__Short task__:
Below is a set of records. Repeat all of them exactly.

__Extracted records__:
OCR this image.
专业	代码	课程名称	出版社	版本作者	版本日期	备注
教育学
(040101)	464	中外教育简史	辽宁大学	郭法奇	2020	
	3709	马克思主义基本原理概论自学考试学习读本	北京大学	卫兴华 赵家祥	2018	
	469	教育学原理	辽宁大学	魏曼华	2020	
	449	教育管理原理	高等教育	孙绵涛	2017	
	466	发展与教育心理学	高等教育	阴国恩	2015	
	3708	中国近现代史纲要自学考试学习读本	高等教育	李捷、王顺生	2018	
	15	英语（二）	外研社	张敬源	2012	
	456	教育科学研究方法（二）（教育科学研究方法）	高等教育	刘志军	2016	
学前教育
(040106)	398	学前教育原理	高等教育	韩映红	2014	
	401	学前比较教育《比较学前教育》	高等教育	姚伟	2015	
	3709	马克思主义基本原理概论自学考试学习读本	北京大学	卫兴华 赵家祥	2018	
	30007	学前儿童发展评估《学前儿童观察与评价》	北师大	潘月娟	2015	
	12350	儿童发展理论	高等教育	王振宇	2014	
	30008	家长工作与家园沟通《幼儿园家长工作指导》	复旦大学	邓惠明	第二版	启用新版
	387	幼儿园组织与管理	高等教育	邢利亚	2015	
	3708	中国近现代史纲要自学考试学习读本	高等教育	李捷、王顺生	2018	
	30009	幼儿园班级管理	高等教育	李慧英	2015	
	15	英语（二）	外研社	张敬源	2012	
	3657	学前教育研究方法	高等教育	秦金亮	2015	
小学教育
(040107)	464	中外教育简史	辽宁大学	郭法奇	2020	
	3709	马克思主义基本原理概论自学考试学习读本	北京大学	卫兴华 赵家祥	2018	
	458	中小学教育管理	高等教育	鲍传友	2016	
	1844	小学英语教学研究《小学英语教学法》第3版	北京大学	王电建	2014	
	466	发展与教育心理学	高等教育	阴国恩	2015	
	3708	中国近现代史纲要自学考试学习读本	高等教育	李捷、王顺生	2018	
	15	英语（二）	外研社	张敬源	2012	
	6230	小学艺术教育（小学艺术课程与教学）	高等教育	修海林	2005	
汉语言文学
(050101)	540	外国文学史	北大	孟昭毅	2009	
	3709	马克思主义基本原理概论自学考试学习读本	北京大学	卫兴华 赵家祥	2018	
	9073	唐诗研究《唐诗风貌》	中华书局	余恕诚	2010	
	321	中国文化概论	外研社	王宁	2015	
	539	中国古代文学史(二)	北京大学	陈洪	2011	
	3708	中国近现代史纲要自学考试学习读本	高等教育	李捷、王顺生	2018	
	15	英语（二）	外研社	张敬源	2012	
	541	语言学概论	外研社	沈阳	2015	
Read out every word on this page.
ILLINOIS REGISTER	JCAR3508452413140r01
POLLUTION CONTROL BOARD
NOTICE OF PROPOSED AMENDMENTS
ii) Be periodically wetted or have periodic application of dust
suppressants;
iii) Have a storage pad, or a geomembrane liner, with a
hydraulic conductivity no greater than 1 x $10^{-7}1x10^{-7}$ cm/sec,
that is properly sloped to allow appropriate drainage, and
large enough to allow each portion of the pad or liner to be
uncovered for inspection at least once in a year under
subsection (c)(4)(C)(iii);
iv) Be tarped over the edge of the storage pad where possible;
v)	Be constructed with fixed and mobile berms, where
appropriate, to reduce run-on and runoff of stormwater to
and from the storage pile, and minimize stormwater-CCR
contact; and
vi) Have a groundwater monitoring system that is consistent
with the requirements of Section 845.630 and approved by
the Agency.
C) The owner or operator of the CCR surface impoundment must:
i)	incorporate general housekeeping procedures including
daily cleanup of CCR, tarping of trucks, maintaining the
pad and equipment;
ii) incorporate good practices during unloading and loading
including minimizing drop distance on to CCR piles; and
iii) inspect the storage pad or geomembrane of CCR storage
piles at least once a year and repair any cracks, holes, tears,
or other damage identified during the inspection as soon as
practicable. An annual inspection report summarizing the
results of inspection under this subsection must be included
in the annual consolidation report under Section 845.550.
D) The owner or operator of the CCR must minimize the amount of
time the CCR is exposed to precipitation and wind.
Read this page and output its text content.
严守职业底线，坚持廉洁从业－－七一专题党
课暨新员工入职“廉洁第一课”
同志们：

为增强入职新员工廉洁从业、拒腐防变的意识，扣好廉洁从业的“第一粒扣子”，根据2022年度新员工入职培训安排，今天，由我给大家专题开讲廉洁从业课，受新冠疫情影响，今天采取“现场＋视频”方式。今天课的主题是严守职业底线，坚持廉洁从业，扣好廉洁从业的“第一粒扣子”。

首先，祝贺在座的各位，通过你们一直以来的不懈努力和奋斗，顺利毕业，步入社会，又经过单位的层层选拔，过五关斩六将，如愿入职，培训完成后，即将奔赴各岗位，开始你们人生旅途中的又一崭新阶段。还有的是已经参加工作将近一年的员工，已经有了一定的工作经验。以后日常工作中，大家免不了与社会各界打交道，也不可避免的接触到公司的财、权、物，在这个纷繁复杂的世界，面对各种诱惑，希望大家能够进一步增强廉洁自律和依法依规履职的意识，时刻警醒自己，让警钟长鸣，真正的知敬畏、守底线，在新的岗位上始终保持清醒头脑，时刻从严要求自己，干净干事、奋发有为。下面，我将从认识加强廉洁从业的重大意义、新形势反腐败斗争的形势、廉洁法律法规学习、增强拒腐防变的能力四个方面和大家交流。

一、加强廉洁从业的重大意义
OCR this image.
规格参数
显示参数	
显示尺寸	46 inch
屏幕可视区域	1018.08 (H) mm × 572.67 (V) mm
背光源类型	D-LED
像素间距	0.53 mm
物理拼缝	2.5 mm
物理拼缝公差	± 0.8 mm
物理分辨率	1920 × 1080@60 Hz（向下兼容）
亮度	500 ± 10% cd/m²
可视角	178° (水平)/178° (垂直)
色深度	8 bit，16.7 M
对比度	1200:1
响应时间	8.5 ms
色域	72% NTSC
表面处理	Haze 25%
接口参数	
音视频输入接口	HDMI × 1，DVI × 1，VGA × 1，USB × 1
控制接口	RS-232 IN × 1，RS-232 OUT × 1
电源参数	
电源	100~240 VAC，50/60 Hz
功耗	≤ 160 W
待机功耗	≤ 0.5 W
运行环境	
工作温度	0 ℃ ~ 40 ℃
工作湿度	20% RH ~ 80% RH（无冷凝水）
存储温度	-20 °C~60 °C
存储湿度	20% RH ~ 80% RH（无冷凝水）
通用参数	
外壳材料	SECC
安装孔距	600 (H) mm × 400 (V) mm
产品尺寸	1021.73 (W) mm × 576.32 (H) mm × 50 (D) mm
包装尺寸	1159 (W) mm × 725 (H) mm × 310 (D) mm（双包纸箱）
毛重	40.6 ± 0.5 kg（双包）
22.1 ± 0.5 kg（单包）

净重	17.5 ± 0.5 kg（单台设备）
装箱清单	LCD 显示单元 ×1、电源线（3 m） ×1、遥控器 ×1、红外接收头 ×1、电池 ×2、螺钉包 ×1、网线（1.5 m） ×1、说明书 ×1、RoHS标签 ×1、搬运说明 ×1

__Solution to this exercise__:
OCR this image.
专业	代码	课程名称	出版社	版本作者	版本日期	备注
教育学
(040101)	464	中外教育简史	辽宁大学	郭法奇	2020	
	3709	马克思主义基本原理概论自学考试学习读本	北京大学	卫兴华 赵家祥	2018	
	469	教育学原理	辽宁大学	魏曼华	2020	
	449	教育管理原理	高等教育	孙绵涛	2017	
	466	发展与教育心理学	高等教育	阴国恩	2015	
	3708	中国近现代史纲要自学考试学习读本	高等教育	李捷、王顺生	2018	
	15	英语（二）	外研社	张敬源	2012	
	456	教育科学研究方法（二）（教育科学研究方法）	高等教育	刘志军	2016	
学前教育
(040106)	398	学前教育原理	高等教育	韩映红	2014	
	401	学前比较教育《比较学前教育》	高等教育	姚伟	2015	
	3709	马克思主义基本原理概论自学考试学习读本	北京大学	卫兴华 赵家祥	2018	
	30007	学前儿童发展评估《学前儿童观察与评价》	北师大	潘月娟	2015	
	12350	儿童发展理论	高等教育	王振宇	2014	
	30008	家长工作与家园沟通《幼儿园家长工作指导》	复旦大学	邓惠明	第二版	启用新版
	387	幼儿园组织与管理	高等教育	邢利亚	2015	
	3708	中国近现代史纲要自学考试学习读本	高等教育	李捷、王顺生	2018	
	30009	幼儿园班级管理	高等教育	李慧英	2015	
	15	英语（二）	外研社	张敬源	2012	
	3657	学前教育研究方法	高等教育	秦金亮	2015	
小学教育
(040107)	464	中外教育简史	辽宁大学	郭法奇	2020	
	3709	马克思主义基本原理概论自学考试学习读本	北京大学	卫兴华 赵家祥	2018	
	458	中小学教育管理	高等教育	鲍传友	2016	
	1844	小学英语教学研究《小学英语教学法》第3版	北京大学	王电建	2014	
	466	发展与教育心理学	高等教育	阴国恩	2015	
	3708	中国近现代史纲要自学考试学习读本	高等教育	李捷、王顺生	2018	
	15	英语（二）	外研社	张敬源	2012	
	6230	小学艺术教育（小学艺术课程与教学）	高等教育	修海林	2005	
汉语言文学
(050101)	540	外国文学史	北大	孟昭毅	2009	
	3709	马克思主义基本原理概论自学考试学习读本	北京大学	卫兴华 赵家祥	2018	
	9073	唐诗研究《唐诗风貌》	中华书局	余恕诚	2010	
	321	中国文化概论	外研社	王宁	2015	
	539	中国古代文学史(二)	北京大学	陈洪	2011	
	3708	中国近现代史纲要自学考试学习读本	高等教育	李捷、王顺生	2018	
	15	英语（二）	外研社	张敬源	2012	
	541	语言学概论	外研社	沈阳	2015	
Read out every word on this page.
ILLINOIS REGISTER	JCAR3508452413140r01
POLLUTION CONTROL BOARD
NOTICE OF PROPOSED AMENDMENTS
ii) Be periodically wetted or have periodic application of dust
suppressants;
iii) Have a storage pad, or a geomembrane liner, with a
hydraulic conductivity no greater than 1 x $10^{-7}1x10^{-7}$ cm/sec,
that is properly sloped to allow appropriate drainage, and
large enough to allow each portion of the pad or liner to be
uncovered for inspection at least once in a year under
subsection (c)(4)(C)(iii);
iv) Be tarped over the edge of the storage pad where possible;
v)	Be constructed with fixed and mobile berms, where
appropriate, to reduce run-on and runoff of stormwater to
and from the storage pile, and minimize stormwater-CCR
contact; and
vi) Have a groundwater monitoring system that is consistent
with the requirements of Section 845.630 and approved by
the Agency.
C) The owner or operator of the CCR surface impoundment must:
i)	incorporate general housekeeping procedures including
daily cleanup of CCR, tarping of trucks, maintaining the
pad and equipment;
ii) incorporate good practices during unloading and loading
including minimizing drop distance on to CCR piles; and
iii) inspect the storage pad or geomembrane of CCR storage
piles at least once a year and repair any cracks, holes, tears,
or other damage identified during the inspection as soon as
practicable. An annual inspection report summarizing the
results of inspection under this subsection must be included
in the annual consolidation report under Section 845.550.
D) The owner or operator of the CCR must minimize the amount of
time the CCR is exposed to precipitation and wind.
Read this page and output its text content.
严守职业底线，坚持廉洁从业－－七一专题党
课暨新员工入职“廉洁第一课”
同志们：

为增强入职新员工廉洁从业、拒腐防变的意识，扣好廉洁从业的“第一粒扣子”，根据2022年度新员工入职培训安排，今天，由我给大家专题开讲廉洁从业课，受新冠疫情影响，今天采取“现场＋视频”方式。今天课的主题是严守职业底线，坚持廉洁从业，扣好廉洁从业的“第一粒扣子”。

首先，祝贺在座的各位，通过你们一直以来的不懈努力和奋斗，顺利毕业，步入社会，又经过单位的层层选拔，过五关斩六将，如愿入职，培训完成后，即将奔赴各岗位，开始你们人生旅途中的又一崭新阶段。还有的是已经参加工作将近一年的员工，已经有了一定的工作经验。以后日常工作中，大家免不了与社会各界打交道，也不可避免的接触到公司的财、权、物，在这个纷繁复杂的世界，面对各种诱惑，希望大家能够进一步增强廉洁自律和依法依规履职的意识，时刻警醒自己，让警钟长鸣，真正的知敬畏、守底线，在新的岗位上始终保持清醒头脑，时刻从严要求自己，干净干事、奋发有为。下面，我将从认识加强廉洁从业的重大意义、新形势反腐败斗争的形势、廉洁法律法规学习、增强拒腐防变的能力四个方面和大家交流。

一、加强廉洁从业的重大意义
OCR this image.
规格参数
显示参数	
显示尺寸	46 inch
屏幕可视区域	1018.08 (H) mm × 572.67 (V) mm
背光源类型	D-LED
像素间距	0.53 mm
物理拼缝	2.5 mm
物理拼缝公差	± 0.8 mm
物理分辨率	1920 × 1080@60 Hz（向下兼容）
亮度	500 ± 10% cd/m²
可视角	178° (水平)/178° (垂直)
色深度	8 bit，16.7 M
对比度	1200:1
响应时间	8.5 ms
色域	72% NTSC
表面处理	Haze 25%
接口参数	
音视频输入接口	HDMI × 1，DVI × 1，VGA × 1，USB × 1
控制接口	RS-232 IN × 1，RS-232 OUT × 1
电源参数	
电源	100~240 VAC，50/60 Hz
功耗	≤ 160 W
待机功耗	≤ 0.5 W
运行环境	
工作温度	0 ℃ ~ 40 ℃
工作湿度	20% RH ~ 80% RH（无冷凝水）
存储温度	-20 °C~60 °C
存储湿度	20% RH ~ 80% RH（无冷凝水）
通用参数	
外壳材料	SECC
安装孔距	600 (H) mm × 400 (V) mm
产品尺寸	1021.73 (W) mm × 576.32 (H) mm × 50 (D) mm
包装尺寸	1159 (W) mm × 725 (H) mm × 310 (D) mm（双包纸箱）
毛重	40.6 ± 0.5 kg（双包）
22.1 ± 0.5 kg（单包）

净重	17.5 ± 0.5 kg（单台设备）
装箱清单	LCD 显示单元 ×1、电源线（3 m） ×1、遥控器 ×1、红外接收头 ×1、电池 ×2、螺钉包 ×1、网线（1.5 m） ×1、说明书 ×1、RoHS标签 ×1、搬运说明 ×1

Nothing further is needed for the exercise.